Exercise requirements ::
Exactly as written, retype the listing below, omitting the pictures.

-- -- --

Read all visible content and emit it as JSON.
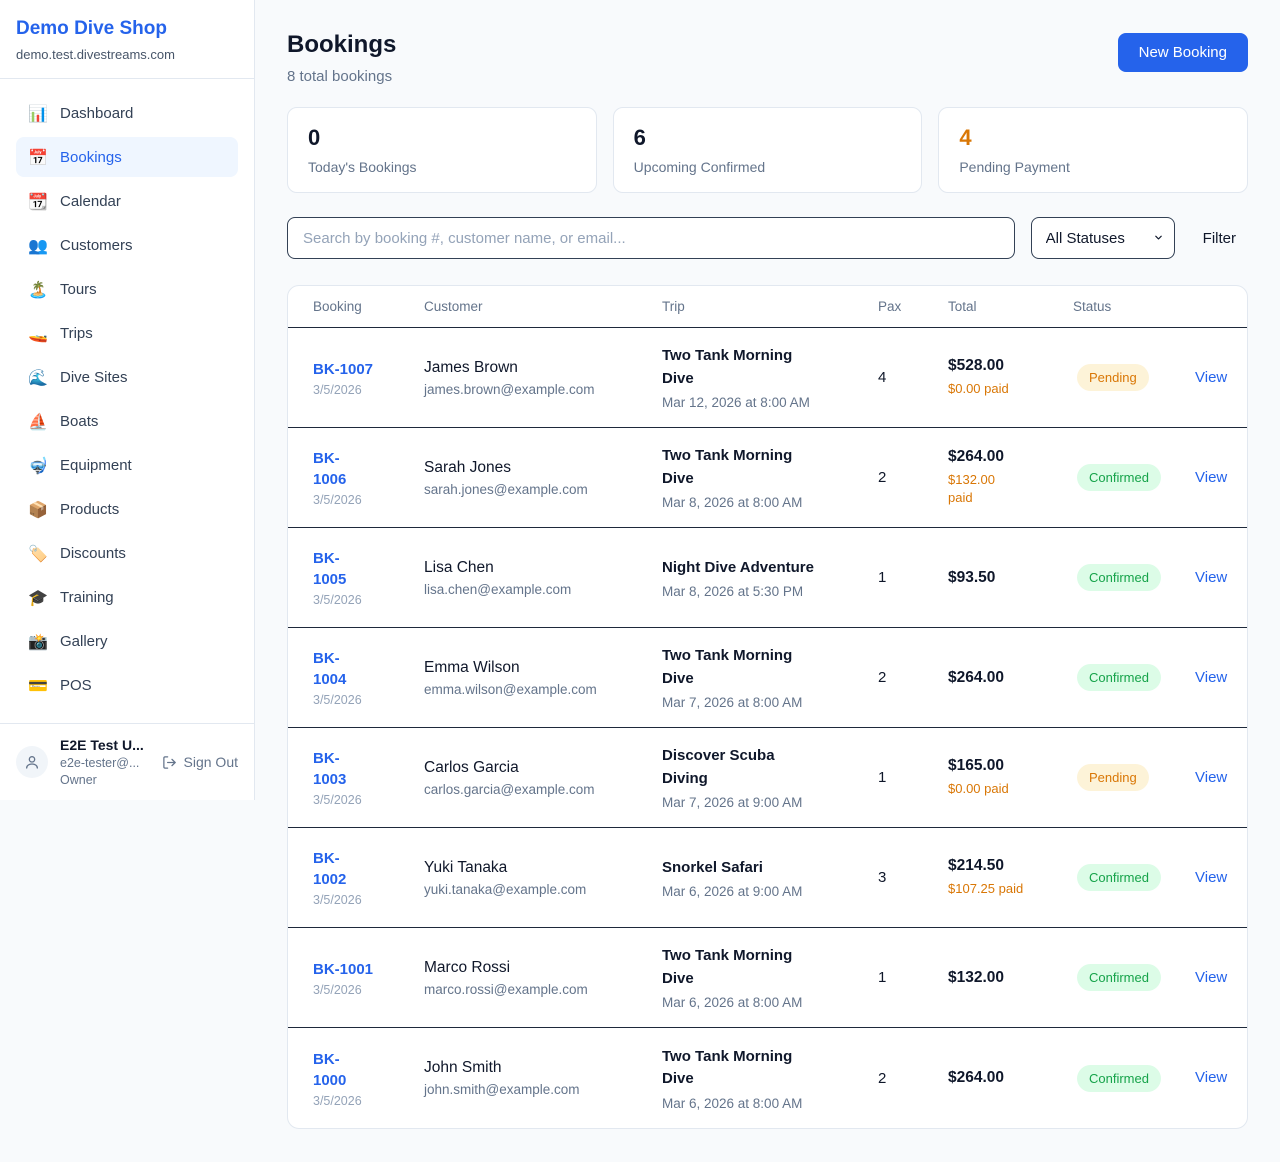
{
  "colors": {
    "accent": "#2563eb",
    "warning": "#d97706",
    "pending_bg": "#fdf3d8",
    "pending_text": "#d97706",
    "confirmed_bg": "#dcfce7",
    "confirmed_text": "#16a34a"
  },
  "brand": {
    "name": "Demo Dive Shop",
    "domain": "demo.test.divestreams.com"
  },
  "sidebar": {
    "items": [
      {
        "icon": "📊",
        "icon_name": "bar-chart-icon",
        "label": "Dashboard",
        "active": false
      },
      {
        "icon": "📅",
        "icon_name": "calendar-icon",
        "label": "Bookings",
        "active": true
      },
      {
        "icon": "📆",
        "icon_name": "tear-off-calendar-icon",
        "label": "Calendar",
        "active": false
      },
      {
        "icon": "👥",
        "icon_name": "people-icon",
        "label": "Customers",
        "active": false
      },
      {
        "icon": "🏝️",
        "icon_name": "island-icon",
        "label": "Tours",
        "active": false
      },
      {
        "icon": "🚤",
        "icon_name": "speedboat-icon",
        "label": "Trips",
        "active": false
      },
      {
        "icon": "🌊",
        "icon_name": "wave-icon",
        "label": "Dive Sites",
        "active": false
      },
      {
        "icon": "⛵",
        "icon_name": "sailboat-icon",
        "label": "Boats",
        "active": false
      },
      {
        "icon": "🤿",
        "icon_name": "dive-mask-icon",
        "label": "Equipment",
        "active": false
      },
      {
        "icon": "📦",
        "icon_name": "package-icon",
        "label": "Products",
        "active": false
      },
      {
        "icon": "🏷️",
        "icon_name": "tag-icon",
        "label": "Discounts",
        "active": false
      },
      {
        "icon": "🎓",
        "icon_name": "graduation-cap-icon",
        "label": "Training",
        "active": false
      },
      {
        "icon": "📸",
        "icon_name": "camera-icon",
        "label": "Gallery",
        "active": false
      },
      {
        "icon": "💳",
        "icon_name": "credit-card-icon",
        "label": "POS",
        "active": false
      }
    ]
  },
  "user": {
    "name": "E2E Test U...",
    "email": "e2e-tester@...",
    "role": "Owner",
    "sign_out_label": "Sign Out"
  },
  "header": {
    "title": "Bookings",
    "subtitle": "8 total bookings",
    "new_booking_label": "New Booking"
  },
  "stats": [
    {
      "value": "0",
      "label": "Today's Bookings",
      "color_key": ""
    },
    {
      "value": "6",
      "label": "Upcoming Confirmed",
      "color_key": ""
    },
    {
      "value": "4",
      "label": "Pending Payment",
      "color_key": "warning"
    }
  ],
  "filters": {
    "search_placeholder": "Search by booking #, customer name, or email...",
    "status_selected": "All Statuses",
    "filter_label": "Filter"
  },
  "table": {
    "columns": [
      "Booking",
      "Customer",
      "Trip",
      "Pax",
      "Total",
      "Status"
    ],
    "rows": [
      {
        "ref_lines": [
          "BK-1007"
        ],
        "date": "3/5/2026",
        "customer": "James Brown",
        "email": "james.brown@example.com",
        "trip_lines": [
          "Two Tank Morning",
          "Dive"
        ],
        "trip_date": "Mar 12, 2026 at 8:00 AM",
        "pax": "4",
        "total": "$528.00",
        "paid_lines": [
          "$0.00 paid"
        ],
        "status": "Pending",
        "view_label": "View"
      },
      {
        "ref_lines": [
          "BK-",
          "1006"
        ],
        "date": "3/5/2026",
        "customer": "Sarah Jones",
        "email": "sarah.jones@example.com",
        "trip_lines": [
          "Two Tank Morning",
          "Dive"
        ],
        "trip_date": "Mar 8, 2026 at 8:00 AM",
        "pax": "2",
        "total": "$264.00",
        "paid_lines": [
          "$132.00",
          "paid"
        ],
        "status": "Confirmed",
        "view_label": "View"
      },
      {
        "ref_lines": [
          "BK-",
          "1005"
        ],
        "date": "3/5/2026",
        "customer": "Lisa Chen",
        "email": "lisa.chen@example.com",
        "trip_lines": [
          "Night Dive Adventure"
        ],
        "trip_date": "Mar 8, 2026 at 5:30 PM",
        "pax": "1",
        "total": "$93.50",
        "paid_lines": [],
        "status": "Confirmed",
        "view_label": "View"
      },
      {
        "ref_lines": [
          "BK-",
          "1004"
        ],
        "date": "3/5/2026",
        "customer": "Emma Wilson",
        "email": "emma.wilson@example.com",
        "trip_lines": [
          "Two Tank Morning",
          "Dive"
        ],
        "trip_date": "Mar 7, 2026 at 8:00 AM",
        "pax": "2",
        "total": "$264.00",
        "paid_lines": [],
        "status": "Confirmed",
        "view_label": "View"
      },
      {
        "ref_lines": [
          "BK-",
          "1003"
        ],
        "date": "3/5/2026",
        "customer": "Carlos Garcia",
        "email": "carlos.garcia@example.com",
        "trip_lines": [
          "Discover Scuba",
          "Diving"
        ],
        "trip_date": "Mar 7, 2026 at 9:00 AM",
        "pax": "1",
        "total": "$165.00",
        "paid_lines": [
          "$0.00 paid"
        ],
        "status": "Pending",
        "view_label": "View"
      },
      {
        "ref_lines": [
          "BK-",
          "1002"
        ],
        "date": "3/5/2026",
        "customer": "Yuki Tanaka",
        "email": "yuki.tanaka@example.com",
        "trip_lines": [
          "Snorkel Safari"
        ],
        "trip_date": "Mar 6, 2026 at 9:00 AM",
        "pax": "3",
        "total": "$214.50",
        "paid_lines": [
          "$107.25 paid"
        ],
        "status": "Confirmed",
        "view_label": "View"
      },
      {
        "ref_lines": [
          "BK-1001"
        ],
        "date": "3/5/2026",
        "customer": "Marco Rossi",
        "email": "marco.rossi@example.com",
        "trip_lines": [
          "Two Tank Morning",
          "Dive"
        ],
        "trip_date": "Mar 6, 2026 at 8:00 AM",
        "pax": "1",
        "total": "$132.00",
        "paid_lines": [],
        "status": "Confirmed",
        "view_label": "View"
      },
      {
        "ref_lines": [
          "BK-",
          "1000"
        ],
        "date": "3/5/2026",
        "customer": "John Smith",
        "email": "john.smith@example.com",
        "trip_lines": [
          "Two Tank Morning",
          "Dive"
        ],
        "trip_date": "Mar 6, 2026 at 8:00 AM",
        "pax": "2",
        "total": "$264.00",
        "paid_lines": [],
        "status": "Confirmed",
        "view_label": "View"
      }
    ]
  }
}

-- -- --

Full answer ::
Read all visible content and emit it as JSON.
{
  "colors": {
    "accent": "#2563eb",
    "warning": "#d97706",
    "pending_bg": "#fdf3d8",
    "pending_text": "#d97706",
    "confirmed_bg": "#dcfce7",
    "confirmed_text": "#16a34a"
  },
  "brand": {
    "name": "Demo Dive Shop",
    "domain": "demo.test.divestreams.com"
  },
  "sidebar": {
    "items": [
      {
        "icon": "📊",
        "icon_name": "bar-chart-icon",
        "label": "Dashboard",
        "active": false
      },
      {
        "icon": "📅",
        "icon_name": "calendar-icon",
        "label": "Bookings",
        "active": true
      },
      {
        "icon": "📆",
        "icon_name": "tear-off-calendar-icon",
        "label": "Calendar",
        "active": false
      },
      {
        "icon": "👥",
        "icon_name": "people-icon",
        "label": "Customers",
        "active": false
      },
      {
        "icon": "🏝️",
        "icon_name": "island-icon",
        "label": "Tours",
        "active": false
      },
      {
        "icon": "🚤",
        "icon_name": "speedboat-icon",
        "label": "Trips",
        "active": false
      },
      {
        "icon": "🌊",
        "icon_name": "wave-icon",
        "label": "Dive Sites",
        "active": false
      },
      {
        "icon": "⛵",
        "icon_name": "sailboat-icon",
        "label": "Boats",
        "active": false
      },
      {
        "icon": "🤿",
        "icon_name": "dive-mask-icon",
        "label": "Equipment",
        "active": false
      },
      {
        "icon": "📦",
        "icon_name": "package-icon",
        "label": "Products",
        "active": false
      },
      {
        "icon": "🏷️",
        "icon_name": "tag-icon",
        "label": "Discounts",
        "active": false
      },
      {
        "icon": "🎓",
        "icon_name": "graduation-cap-icon",
        "label": "Training",
        "active": false
      },
      {
        "icon": "📸",
        "icon_name": "camera-icon",
        "label": "Gallery",
        "active": false
      },
      {
        "icon": "💳",
        "icon_name": "credit-card-icon",
        "label": "POS",
        "active": false
      }
    ]
  },
  "user": {
    "name": "E2E Test U...",
    "email": "e2e-tester@...",
    "role": "Owner",
    "sign_out_label": "Sign Out"
  },
  "header": {
    "title": "Bookings",
    "subtitle": "8 total bookings",
    "new_booking_label": "New Booking"
  },
  "stats": [
    {
      "value": "0",
      "label": "Today's Bookings",
      "color_key": ""
    },
    {
      "value": "6",
      "label": "Upcoming Confirmed",
      "color_key": ""
    },
    {
      "value": "4",
      "label": "Pending Payment",
      "color_key": "warning"
    }
  ],
  "filters": {
    "search_placeholder": "Search by booking #, customer name, or email...",
    "status_selected": "All Statuses",
    "filter_label": "Filter"
  },
  "table": {
    "columns": [
      "Booking",
      "Customer",
      "Trip",
      "Pax",
      "Total",
      "Status"
    ],
    "rows": [
      {
        "ref_lines": [
          "BK-1007"
        ],
        "date": "3/5/2026",
        "customer": "James Brown",
        "email": "james.brown@example.com",
        "trip_lines": [
          "Two Tank Morning",
          "Dive"
        ],
        "trip_date": "Mar 12, 2026 at 8:00 AM",
        "pax": "4",
        "total": "$528.00",
        "paid_lines": [
          "$0.00 paid"
        ],
        "status": "Pending",
        "view_label": "View"
      },
      {
        "ref_lines": [
          "BK-",
          "1006"
        ],
        "date": "3/5/2026",
        "customer": "Sarah Jones",
        "email": "sarah.jones@example.com",
        "trip_lines": [
          "Two Tank Morning",
          "Dive"
        ],
        "trip_date": "Mar 8, 2026 at 8:00 AM",
        "pax": "2",
        "total": "$264.00",
        "paid_lines": [
          "$132.00",
          "paid"
        ],
        "status": "Confirmed",
        "view_label": "View"
      },
      {
        "ref_lines": [
          "BK-",
          "1005"
        ],
        "date": "3/5/2026",
        "customer": "Lisa Chen",
        "email": "lisa.chen@example.com",
        "trip_lines": [
          "Night Dive Adventure"
        ],
        "trip_date": "Mar 8, 2026 at 5:30 PM",
        "pax": "1",
        "total": "$93.50",
        "paid_lines": [],
        "status": "Confirmed",
        "view_label": "View"
      },
      {
        "ref_lines": [
          "BK-",
          "1004"
        ],
        "date": "3/5/2026",
        "customer": "Emma Wilson",
        "email": "emma.wilson@example.com",
        "trip_lines": [
          "Two Tank Morning",
          "Dive"
        ],
        "trip_date": "Mar 7, 2026 at 8:00 AM",
        "pax": "2",
        "total": "$264.00",
        "paid_lines": [],
        "status": "Confirmed",
        "view_label": "View"
      },
      {
        "ref_lines": [
          "BK-",
          "1003"
        ],
        "date": "3/5/2026",
        "customer": "Carlos Garcia",
        "email": "carlos.garcia@example.com",
        "trip_lines": [
          "Discover Scuba",
          "Diving"
        ],
        "trip_date": "Mar 7, 2026 at 9:00 AM",
        "pax": "1",
        "total": "$165.00",
        "paid_lines": [
          "$0.00 paid"
        ],
        "status": "Pending",
        "view_label": "View"
      },
      {
        "ref_lines": [
          "BK-",
          "1002"
        ],
        "date": "3/5/2026",
        "customer": "Yuki Tanaka",
        "email": "yuki.tanaka@example.com",
        "trip_lines": [
          "Snorkel Safari"
        ],
        "trip_date": "Mar 6, 2026 at 9:00 AM",
        "pax": "3",
        "total": "$214.50",
        "paid_lines": [
          "$107.25 paid"
        ],
        "status": "Confirmed",
        "view_label": "View"
      },
      {
        "ref_lines": [
          "BK-1001"
        ],
        "date": "3/5/2026",
        "customer": "Marco Rossi",
        "email": "marco.rossi@example.com",
        "trip_lines": [
          "Two Tank Morning",
          "Dive"
        ],
        "trip_date": "Mar 6, 2026 at 8:00 AM",
        "pax": "1",
        "total": "$132.00",
        "paid_lines": [],
        "status": "Confirmed",
        "view_label": "View"
      },
      {
        "ref_lines": [
          "BK-",
          "1000"
        ],
        "date": "3/5/2026",
        "customer": "John Smith",
        "email": "john.smith@example.com",
        "trip_lines": [
          "Two Tank Morning",
          "Dive"
        ],
        "trip_date": "Mar 6, 2026 at 8:00 AM",
        "pax": "2",
        "total": "$264.00",
        "paid_lines": [],
        "status": "Confirmed",
        "view_label": "View"
      }
    ]
  }
}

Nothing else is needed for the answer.